- [Task requirements]
Answer with one number only: the number of lines that include the word "Predictions".

---------- Raw records ----------

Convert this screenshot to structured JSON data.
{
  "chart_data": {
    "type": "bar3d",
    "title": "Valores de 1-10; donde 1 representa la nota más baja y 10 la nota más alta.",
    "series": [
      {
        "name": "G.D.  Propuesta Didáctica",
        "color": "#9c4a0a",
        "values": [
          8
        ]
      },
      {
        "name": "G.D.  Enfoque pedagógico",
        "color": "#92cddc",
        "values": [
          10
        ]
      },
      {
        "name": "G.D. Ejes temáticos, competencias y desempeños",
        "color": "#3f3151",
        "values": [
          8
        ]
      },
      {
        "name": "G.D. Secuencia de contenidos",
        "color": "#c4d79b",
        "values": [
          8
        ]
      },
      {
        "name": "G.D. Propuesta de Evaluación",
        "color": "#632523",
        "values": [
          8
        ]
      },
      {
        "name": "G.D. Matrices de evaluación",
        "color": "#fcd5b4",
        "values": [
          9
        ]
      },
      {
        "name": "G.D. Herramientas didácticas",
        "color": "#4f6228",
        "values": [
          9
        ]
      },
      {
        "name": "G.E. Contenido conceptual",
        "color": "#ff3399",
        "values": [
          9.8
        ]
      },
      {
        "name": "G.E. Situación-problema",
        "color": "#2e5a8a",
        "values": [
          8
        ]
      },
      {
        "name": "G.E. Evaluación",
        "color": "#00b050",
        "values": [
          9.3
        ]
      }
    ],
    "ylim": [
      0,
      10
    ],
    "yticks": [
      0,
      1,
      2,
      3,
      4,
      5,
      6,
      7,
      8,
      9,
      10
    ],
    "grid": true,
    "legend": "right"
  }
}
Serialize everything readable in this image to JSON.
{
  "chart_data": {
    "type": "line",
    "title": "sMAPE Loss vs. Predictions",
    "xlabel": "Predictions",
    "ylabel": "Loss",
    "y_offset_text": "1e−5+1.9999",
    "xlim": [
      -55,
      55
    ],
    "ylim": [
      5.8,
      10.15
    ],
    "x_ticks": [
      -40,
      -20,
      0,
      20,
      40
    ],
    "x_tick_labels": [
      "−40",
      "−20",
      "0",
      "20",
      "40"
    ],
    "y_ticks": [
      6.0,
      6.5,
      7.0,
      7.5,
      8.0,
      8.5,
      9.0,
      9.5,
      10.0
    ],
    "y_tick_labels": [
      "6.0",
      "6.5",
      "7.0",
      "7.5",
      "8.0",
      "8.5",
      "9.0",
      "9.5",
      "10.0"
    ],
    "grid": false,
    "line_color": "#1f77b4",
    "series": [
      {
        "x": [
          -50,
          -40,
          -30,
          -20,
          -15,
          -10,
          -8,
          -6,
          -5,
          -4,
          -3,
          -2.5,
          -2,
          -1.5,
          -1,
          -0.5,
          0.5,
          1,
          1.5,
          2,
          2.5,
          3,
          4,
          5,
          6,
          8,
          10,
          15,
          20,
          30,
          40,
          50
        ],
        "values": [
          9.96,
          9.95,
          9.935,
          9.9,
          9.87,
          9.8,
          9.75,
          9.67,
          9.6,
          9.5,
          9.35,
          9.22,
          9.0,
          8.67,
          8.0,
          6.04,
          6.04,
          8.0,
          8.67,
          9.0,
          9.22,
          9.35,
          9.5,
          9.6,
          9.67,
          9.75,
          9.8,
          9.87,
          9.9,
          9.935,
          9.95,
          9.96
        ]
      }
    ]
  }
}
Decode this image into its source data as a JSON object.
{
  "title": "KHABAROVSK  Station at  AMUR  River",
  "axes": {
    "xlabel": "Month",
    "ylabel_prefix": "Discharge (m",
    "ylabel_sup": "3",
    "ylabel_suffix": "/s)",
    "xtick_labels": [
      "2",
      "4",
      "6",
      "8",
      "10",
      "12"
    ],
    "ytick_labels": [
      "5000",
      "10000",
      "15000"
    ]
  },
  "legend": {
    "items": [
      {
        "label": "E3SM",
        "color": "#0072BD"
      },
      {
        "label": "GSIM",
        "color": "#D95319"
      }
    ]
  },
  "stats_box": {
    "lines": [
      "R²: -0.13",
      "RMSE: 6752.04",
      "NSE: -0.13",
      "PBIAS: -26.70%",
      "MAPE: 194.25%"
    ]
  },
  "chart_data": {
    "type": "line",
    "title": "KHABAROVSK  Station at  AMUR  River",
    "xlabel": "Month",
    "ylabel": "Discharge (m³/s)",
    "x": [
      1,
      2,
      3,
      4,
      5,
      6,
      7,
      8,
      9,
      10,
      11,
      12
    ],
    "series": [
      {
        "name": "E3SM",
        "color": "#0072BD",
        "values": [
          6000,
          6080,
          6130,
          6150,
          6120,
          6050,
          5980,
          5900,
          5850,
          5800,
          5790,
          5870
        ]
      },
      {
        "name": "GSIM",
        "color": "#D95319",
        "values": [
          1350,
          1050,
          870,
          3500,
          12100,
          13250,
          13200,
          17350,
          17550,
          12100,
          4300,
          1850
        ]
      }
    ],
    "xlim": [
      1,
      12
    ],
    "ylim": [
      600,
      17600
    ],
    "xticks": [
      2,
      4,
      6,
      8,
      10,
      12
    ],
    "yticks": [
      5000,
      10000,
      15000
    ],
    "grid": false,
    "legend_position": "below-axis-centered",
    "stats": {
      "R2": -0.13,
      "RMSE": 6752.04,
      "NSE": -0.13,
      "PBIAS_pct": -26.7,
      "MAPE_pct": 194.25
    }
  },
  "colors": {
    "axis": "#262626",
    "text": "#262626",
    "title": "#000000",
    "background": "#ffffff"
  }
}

----------

- [The output]
2